* _Written task_: Lay out every line of the material below as a Markdown table with the columns "Number" and "Text," skipping blank lines and leaving out the pictures.

Box annotation material:
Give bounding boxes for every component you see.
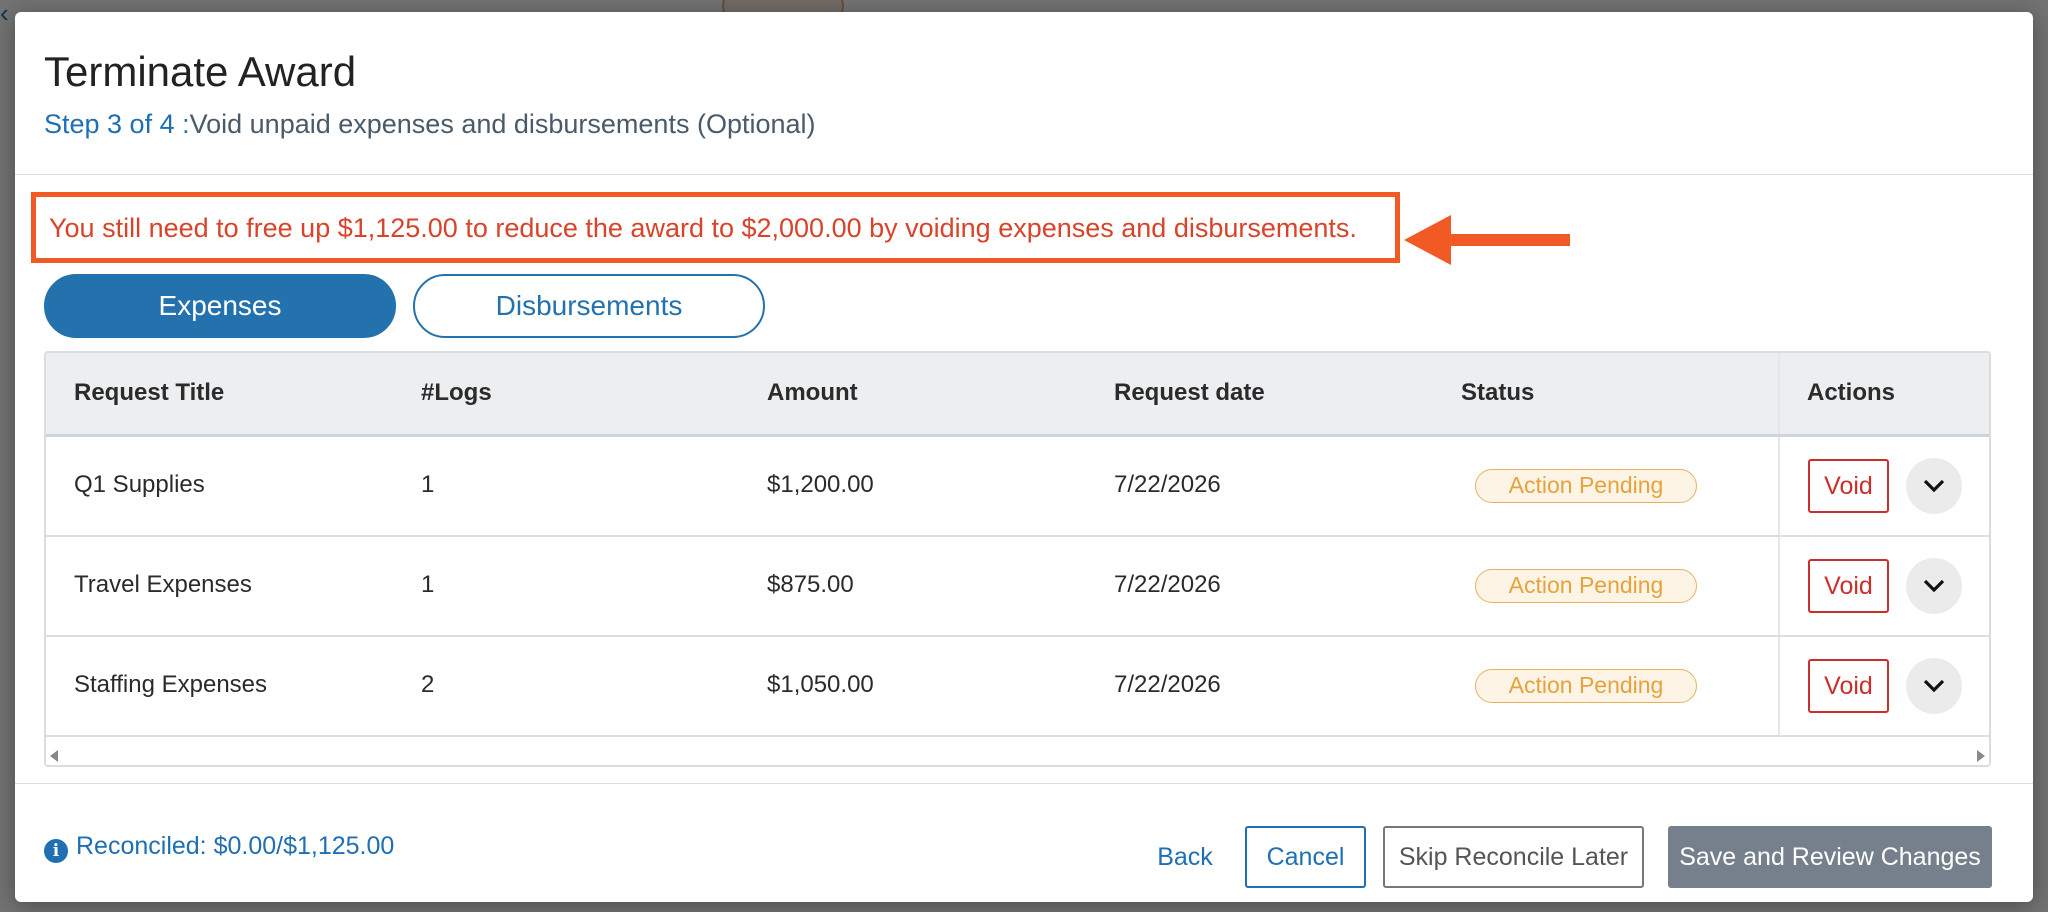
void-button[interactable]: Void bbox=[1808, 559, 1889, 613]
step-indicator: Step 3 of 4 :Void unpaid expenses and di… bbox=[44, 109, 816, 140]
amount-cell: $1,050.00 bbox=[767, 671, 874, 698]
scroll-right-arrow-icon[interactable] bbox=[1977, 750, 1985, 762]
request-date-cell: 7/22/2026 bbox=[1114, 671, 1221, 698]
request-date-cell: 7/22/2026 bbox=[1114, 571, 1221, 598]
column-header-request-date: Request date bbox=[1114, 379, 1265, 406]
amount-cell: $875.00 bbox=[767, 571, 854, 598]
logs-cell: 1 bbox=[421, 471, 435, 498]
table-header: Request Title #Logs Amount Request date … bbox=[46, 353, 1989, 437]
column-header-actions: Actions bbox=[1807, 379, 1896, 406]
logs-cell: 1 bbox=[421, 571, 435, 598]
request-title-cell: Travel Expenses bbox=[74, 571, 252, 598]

* _Solution for this problem_:
| Number | Text |
|---|---|
| 1 | Give bounding boxes for every component you see. |
| 2 | void-button[interactable]: Void bbox=[1808, 559, 1889, 613] |
| 3 | step-indicator: Step 3 of 4 :Void unpaid expenses and di… bbox=[44, 109, 816, 140] |
| 4 | amount-cell: $1,050.00 bbox=[767, 671, 874, 698] |
| 5 | scroll-right-arrow-icon[interactable] bbox=[1977, 750, 1985, 762] |
| 6 | request-date-cell: 7/22/2026 bbox=[1114, 671, 1221, 698] |
| 7 | request-date-cell: 7/22/2026 bbox=[1114, 571, 1221, 598] |
| 8 | column-header-request-date: Request date bbox=[1114, 379, 1265, 406] |
| 9 | amount-cell: $875.00 bbox=[767, 571, 854, 598] |
| 10 | logs-cell: 1 bbox=[421, 471, 435, 498] |
| 11 | table-header: Request Title #Logs Amount Request date … bbox=[46, 353, 1989, 437] |
| 12 | column-header-actions: Actions bbox=[1807, 379, 1896, 406] |
| 13 | logs-cell: 1 bbox=[421, 571, 435, 598] |
| 14 | request-title-cell: Travel Expenses bbox=[74, 571, 252, 598] |